** start Stored data **

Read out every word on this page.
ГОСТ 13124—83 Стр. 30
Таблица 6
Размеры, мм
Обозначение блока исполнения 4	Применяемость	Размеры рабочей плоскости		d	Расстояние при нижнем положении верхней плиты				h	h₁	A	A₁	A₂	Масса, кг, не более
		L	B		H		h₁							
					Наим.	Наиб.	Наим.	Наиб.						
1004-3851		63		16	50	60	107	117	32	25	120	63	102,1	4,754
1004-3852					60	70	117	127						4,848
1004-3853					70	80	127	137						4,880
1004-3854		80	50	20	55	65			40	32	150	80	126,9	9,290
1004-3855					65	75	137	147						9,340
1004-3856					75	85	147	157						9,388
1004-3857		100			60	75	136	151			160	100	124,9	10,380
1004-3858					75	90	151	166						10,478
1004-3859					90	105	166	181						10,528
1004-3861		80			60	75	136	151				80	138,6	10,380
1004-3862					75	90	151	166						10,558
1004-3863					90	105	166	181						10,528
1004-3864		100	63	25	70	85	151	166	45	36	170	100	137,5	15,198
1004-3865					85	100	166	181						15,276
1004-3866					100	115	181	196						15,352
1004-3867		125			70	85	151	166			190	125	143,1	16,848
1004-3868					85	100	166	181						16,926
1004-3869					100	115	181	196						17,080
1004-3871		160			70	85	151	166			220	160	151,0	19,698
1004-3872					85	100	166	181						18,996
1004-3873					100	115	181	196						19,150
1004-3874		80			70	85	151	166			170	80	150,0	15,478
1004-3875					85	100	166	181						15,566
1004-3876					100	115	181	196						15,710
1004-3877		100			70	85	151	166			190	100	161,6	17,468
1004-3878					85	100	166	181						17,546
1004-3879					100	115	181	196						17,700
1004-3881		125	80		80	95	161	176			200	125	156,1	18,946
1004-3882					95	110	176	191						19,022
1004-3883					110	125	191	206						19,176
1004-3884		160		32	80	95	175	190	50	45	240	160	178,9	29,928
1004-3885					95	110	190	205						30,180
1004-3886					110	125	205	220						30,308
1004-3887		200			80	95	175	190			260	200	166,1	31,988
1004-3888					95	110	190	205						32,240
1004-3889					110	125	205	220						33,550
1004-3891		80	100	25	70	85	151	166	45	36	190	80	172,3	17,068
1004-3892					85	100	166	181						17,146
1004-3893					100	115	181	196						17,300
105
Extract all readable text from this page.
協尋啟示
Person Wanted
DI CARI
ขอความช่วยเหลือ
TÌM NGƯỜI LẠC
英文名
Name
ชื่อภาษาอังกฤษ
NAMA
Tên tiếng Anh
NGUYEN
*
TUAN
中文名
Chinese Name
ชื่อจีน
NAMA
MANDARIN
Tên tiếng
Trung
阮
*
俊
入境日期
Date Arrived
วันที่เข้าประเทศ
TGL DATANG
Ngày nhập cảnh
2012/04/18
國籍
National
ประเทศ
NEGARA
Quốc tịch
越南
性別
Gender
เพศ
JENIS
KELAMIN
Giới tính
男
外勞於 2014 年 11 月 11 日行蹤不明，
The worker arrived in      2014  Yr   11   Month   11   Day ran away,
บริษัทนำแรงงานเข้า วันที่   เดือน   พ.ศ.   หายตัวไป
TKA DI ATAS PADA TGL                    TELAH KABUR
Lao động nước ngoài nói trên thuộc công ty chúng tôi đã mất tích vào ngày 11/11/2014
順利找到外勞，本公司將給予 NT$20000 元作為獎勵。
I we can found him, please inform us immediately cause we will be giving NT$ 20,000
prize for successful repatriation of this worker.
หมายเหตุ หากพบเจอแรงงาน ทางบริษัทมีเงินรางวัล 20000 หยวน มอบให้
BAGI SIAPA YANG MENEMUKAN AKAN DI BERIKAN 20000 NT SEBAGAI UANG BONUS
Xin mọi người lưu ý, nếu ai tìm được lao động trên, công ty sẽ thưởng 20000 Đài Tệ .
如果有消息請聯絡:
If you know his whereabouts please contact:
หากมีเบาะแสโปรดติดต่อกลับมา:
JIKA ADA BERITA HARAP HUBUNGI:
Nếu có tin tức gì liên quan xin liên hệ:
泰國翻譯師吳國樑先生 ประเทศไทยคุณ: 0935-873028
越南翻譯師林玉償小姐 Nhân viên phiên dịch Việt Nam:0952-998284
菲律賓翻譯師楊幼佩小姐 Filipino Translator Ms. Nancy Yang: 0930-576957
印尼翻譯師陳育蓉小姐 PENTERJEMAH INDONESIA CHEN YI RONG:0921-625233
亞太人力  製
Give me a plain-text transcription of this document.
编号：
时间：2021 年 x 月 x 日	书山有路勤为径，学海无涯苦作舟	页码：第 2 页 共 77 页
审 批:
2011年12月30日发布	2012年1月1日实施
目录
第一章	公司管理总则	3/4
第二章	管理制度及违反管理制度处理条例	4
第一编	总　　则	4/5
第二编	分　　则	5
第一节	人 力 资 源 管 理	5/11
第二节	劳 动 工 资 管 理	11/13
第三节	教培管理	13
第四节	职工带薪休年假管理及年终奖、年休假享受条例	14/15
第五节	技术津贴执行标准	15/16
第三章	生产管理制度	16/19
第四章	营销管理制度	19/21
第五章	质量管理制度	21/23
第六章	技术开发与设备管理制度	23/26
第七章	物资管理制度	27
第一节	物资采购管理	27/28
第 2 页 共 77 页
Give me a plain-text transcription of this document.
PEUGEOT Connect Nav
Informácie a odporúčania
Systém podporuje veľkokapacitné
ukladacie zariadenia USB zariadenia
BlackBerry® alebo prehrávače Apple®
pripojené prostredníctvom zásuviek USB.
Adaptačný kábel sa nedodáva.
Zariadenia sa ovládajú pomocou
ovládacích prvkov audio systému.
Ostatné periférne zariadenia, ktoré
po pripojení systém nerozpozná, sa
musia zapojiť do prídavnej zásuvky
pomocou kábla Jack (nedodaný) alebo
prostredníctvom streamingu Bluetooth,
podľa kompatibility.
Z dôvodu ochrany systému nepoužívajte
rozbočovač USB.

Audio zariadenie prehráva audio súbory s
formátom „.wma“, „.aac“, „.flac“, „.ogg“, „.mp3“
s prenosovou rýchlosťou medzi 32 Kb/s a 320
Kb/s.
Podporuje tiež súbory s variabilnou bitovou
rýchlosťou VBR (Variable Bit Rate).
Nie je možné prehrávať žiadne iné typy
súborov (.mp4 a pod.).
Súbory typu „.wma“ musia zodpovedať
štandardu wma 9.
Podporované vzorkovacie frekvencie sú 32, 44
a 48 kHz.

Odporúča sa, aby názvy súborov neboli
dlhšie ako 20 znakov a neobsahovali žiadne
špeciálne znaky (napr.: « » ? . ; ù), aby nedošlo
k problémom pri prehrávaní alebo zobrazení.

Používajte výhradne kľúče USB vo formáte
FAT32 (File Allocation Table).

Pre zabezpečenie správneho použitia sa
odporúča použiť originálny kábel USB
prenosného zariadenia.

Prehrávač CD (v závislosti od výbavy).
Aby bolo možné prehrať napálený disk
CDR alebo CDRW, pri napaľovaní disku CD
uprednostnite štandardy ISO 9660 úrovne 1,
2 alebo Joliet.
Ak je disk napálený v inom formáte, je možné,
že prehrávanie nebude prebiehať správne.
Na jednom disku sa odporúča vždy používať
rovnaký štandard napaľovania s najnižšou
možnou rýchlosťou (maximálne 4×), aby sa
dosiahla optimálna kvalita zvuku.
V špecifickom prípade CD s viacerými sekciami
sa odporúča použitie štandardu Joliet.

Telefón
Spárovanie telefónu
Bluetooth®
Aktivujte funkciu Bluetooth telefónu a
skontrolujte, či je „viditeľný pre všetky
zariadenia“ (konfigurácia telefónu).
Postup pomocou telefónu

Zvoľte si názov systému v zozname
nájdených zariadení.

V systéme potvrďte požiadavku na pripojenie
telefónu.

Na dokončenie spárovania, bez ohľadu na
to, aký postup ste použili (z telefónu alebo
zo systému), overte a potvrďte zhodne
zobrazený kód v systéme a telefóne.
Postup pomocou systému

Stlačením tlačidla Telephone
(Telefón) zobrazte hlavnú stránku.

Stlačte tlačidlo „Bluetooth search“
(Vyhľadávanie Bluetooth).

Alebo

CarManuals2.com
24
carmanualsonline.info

** end Stored data **

■ Set task: Copy out all lines from the material above that contain the string "telefónu".

■ Complete response:
Spárovanie telefónu
Aktivujte funkciu Bluetooth telefónu a
zariadenia“ (konfigurácia telefónu).
Postup pomocou telefónu
telefónu.
to, aký postup ste použili (z telefónu alebo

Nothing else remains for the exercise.